EXCERPTED RECORDS:
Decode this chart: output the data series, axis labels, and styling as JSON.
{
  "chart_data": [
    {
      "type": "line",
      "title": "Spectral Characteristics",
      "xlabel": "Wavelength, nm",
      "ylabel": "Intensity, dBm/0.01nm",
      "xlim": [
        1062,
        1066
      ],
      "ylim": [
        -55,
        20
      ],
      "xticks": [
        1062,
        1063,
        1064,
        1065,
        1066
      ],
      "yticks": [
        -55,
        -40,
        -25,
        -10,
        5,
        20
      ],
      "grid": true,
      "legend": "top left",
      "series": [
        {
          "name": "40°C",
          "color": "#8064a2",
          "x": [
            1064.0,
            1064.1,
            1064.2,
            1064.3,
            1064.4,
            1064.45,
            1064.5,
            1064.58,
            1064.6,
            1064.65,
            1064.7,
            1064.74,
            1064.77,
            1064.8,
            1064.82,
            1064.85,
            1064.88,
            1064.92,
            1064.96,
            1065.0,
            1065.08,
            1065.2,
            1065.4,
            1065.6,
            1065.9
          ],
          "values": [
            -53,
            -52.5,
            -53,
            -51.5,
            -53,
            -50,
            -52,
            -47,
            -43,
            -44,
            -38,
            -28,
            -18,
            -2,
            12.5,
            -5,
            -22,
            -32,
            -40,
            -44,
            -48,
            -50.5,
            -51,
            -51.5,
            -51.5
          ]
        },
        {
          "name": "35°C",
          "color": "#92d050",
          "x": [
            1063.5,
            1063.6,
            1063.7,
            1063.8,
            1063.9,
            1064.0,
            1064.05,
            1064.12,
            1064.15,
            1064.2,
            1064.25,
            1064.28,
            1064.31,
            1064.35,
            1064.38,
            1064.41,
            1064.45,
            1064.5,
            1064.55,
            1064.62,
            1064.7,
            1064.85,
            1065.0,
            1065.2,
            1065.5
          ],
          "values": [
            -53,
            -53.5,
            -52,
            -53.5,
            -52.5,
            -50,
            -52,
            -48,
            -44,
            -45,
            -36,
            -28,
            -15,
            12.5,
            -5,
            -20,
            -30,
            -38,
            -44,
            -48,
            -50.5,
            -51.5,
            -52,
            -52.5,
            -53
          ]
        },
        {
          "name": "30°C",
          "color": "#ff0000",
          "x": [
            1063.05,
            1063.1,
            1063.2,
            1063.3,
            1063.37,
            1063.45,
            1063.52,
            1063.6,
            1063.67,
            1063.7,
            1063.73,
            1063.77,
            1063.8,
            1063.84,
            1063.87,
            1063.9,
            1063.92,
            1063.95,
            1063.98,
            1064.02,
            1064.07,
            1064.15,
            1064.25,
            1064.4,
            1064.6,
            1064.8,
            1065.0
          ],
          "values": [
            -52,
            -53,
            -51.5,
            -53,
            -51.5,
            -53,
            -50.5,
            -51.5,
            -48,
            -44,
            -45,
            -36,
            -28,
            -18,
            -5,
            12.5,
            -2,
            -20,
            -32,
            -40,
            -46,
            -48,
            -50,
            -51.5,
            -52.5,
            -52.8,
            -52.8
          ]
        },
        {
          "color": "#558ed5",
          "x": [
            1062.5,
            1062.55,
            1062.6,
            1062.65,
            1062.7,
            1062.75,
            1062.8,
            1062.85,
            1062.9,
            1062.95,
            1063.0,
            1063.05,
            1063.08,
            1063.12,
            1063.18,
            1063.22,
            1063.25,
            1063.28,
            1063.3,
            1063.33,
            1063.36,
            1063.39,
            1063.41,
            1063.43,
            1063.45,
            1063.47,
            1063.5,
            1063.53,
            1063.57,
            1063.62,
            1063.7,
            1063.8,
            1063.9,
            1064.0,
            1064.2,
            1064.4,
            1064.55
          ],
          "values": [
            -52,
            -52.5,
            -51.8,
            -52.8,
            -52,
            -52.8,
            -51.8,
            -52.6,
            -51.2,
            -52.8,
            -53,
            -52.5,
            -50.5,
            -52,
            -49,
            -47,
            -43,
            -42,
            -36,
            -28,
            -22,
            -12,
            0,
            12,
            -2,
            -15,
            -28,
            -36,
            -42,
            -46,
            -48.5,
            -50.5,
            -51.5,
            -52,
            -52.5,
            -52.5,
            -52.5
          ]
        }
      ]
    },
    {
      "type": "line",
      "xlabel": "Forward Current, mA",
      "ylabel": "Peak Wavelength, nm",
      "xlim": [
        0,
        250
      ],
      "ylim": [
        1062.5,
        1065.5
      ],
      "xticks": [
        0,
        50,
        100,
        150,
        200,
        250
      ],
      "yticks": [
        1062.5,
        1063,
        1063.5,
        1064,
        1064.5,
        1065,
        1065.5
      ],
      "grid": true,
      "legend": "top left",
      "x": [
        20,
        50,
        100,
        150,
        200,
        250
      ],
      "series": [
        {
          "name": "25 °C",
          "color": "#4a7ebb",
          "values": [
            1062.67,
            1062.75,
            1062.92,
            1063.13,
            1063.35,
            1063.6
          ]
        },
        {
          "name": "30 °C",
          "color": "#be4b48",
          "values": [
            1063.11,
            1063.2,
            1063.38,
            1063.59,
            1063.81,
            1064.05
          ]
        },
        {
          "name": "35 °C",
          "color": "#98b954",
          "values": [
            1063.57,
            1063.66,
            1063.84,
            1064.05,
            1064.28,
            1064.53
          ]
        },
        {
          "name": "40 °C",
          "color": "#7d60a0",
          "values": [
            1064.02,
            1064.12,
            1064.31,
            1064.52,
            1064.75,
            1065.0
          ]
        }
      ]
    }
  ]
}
...
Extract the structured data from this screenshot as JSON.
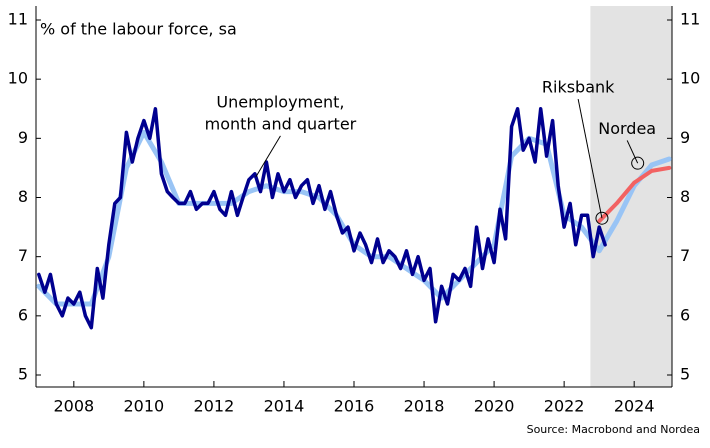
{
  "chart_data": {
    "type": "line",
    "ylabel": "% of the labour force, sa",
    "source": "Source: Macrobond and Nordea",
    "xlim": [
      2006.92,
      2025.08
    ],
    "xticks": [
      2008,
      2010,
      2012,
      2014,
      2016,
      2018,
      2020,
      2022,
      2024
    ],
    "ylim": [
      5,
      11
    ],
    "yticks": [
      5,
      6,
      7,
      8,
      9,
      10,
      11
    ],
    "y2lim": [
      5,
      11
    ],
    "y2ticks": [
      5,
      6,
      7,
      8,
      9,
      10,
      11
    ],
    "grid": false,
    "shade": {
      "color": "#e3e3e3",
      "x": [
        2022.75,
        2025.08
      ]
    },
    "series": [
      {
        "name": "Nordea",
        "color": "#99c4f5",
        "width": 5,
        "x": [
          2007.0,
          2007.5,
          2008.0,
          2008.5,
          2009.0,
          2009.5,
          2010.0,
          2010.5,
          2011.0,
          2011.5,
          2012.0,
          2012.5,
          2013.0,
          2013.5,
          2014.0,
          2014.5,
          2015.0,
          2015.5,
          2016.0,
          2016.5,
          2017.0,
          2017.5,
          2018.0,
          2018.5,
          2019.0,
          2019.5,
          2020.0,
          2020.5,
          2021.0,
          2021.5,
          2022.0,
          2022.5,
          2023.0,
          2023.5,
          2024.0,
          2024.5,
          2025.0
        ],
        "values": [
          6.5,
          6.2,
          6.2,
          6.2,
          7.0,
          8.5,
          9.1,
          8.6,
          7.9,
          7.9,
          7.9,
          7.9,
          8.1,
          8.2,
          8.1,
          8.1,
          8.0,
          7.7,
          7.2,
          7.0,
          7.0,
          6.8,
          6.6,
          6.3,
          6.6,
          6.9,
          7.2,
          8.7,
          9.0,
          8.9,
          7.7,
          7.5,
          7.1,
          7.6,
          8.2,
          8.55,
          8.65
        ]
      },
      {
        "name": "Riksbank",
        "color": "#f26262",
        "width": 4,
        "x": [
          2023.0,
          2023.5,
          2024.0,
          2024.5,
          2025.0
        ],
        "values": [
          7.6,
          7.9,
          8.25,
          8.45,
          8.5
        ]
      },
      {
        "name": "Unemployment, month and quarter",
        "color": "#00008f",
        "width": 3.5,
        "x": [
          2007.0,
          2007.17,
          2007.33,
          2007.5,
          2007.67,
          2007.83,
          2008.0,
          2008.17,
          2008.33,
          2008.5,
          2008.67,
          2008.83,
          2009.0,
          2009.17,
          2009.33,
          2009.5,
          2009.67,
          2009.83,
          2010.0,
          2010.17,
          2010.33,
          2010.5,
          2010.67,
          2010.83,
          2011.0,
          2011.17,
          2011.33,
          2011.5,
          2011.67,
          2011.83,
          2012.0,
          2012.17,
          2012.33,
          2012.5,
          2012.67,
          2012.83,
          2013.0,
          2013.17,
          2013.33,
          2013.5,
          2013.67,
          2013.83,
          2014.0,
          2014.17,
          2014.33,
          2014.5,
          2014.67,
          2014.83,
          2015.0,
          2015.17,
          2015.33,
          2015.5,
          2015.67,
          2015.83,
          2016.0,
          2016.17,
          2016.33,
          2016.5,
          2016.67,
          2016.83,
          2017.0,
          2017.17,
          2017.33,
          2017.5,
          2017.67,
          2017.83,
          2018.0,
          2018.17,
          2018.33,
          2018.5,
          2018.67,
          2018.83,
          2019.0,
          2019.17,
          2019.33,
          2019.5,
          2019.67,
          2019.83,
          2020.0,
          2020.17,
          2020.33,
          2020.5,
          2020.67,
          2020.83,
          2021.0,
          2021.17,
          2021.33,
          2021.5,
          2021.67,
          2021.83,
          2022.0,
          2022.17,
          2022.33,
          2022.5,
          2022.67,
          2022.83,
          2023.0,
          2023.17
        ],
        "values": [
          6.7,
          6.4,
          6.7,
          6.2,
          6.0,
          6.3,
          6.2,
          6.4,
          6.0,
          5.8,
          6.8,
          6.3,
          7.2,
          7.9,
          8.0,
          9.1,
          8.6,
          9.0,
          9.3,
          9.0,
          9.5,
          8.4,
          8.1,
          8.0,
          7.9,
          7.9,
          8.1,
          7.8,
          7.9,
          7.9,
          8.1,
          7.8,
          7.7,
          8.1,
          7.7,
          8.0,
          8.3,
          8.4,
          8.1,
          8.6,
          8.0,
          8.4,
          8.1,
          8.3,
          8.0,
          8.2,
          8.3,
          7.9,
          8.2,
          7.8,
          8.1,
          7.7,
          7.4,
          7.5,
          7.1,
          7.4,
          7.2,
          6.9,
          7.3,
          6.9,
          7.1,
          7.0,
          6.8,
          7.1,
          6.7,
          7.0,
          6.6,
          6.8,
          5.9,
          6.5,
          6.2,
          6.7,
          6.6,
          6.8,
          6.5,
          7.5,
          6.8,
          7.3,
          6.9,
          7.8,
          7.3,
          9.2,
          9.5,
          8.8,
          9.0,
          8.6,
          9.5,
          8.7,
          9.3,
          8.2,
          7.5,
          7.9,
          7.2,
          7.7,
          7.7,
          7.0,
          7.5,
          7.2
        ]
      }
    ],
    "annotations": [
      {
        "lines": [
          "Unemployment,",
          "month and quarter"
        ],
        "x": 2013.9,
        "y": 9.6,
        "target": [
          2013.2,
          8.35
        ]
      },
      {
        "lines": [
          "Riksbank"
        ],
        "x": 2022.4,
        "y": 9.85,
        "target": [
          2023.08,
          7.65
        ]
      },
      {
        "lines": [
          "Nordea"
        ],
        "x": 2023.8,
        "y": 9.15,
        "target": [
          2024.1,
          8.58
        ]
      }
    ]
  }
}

WHAT YOU SHOULD DO: Across the records above, count the lines holding "ylabel" and reply with that number alone.

FULL SOLUTION: 3